* **Your objective**:
Search the material below for the word "ylabel" and copy every line in which it occurs.
== Input
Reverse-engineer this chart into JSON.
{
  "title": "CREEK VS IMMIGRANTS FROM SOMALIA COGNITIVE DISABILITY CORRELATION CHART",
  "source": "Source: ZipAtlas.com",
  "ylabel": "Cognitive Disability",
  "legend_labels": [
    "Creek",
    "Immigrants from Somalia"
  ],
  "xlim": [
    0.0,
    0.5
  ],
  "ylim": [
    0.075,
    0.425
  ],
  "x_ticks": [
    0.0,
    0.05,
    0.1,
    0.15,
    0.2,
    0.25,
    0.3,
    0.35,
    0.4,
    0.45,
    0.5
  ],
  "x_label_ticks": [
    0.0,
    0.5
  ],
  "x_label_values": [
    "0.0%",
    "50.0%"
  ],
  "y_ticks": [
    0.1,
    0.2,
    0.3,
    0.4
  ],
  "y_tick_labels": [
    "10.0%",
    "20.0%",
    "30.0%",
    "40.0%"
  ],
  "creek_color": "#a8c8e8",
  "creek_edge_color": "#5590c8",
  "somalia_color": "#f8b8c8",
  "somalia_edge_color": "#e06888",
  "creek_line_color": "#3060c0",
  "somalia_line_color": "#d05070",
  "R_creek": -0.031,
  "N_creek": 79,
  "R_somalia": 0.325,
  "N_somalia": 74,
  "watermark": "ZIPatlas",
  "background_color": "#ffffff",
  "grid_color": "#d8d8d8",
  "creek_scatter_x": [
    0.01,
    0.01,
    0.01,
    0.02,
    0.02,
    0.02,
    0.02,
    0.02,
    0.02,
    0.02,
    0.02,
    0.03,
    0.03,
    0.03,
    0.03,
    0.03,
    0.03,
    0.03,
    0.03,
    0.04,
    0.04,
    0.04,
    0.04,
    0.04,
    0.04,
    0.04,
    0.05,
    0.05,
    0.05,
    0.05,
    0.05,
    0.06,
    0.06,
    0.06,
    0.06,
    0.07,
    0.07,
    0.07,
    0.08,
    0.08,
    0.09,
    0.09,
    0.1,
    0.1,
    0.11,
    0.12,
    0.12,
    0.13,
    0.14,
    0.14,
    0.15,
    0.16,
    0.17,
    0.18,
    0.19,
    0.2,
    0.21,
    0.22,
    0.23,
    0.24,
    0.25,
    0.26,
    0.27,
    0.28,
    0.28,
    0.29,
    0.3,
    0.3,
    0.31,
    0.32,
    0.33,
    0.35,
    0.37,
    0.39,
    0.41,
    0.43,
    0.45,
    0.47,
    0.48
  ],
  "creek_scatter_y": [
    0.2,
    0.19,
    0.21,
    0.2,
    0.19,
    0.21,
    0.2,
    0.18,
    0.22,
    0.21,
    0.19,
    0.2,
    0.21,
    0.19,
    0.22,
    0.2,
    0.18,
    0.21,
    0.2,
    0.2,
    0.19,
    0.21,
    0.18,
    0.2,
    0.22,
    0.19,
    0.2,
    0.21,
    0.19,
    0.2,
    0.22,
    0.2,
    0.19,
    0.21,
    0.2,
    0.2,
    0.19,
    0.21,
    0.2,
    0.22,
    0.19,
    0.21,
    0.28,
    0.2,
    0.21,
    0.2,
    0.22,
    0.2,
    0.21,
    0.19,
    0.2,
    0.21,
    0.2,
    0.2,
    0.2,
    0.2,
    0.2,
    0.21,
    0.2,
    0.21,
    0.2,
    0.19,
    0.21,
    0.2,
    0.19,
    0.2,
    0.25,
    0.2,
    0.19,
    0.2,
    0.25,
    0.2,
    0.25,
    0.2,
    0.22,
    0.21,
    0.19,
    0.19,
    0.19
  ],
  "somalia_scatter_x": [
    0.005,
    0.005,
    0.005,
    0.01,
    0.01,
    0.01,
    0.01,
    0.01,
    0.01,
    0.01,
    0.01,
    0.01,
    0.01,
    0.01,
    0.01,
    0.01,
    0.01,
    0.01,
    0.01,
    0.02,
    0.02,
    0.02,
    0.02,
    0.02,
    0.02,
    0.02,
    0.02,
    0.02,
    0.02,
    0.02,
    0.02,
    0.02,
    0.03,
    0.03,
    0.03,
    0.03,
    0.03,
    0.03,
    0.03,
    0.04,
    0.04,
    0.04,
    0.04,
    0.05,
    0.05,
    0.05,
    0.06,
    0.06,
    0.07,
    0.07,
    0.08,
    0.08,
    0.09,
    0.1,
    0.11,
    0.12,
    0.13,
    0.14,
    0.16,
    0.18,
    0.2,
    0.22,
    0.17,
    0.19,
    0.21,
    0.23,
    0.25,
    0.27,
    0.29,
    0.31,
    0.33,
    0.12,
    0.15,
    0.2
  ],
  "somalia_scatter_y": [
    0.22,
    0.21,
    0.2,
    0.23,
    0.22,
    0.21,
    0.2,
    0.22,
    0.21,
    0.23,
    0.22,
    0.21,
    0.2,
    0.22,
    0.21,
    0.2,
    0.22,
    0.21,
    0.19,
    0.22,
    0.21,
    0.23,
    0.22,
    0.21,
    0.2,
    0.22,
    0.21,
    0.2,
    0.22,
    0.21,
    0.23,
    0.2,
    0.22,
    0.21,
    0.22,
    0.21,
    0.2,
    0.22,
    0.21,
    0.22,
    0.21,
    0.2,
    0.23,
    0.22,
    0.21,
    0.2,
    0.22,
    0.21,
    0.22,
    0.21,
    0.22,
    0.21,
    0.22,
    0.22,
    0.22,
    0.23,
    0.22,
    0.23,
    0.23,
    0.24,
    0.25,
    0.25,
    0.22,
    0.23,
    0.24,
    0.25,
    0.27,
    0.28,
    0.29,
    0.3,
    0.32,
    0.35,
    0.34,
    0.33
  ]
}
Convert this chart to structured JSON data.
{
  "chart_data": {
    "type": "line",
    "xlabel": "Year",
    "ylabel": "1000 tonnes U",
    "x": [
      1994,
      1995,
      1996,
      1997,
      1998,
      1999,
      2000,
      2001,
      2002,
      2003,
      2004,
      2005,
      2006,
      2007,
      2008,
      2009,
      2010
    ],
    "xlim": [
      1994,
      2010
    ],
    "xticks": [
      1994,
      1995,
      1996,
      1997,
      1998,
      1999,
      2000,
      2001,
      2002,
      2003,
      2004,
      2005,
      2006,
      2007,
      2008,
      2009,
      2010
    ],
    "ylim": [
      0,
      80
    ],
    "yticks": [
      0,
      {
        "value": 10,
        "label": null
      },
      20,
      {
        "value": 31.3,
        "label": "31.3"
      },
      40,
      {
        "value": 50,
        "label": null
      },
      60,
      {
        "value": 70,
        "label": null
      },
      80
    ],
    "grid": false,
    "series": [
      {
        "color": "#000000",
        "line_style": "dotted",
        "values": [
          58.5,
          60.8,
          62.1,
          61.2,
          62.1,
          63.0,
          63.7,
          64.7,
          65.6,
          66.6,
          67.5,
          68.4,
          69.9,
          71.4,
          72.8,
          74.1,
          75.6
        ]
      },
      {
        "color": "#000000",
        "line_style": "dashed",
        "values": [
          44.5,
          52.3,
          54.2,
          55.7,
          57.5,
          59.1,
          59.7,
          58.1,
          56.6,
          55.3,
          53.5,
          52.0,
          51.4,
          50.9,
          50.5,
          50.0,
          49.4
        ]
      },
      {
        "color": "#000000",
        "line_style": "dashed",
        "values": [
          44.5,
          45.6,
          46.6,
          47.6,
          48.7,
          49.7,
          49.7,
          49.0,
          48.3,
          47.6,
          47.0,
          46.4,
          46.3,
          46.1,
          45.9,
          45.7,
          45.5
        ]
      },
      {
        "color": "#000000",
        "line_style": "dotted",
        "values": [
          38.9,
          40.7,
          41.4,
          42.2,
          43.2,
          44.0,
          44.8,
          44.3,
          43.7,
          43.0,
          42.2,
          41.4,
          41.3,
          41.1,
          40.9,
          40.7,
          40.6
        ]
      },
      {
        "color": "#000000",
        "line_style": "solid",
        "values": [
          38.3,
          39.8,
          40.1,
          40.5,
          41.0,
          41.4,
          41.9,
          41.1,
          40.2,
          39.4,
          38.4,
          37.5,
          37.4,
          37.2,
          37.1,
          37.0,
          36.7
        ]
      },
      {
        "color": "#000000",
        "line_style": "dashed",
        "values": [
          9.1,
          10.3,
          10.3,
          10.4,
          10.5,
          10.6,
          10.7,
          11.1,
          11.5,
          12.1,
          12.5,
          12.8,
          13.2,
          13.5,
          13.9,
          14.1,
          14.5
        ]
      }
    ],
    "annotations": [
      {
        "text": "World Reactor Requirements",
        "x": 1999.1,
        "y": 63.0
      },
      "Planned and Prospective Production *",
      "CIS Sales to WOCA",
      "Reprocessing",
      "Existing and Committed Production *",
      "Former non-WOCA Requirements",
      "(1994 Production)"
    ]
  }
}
====
* **Exercise output**:
  "ylabel": "Cognitive Disability",
    "ylabel": "1000 tonnes U",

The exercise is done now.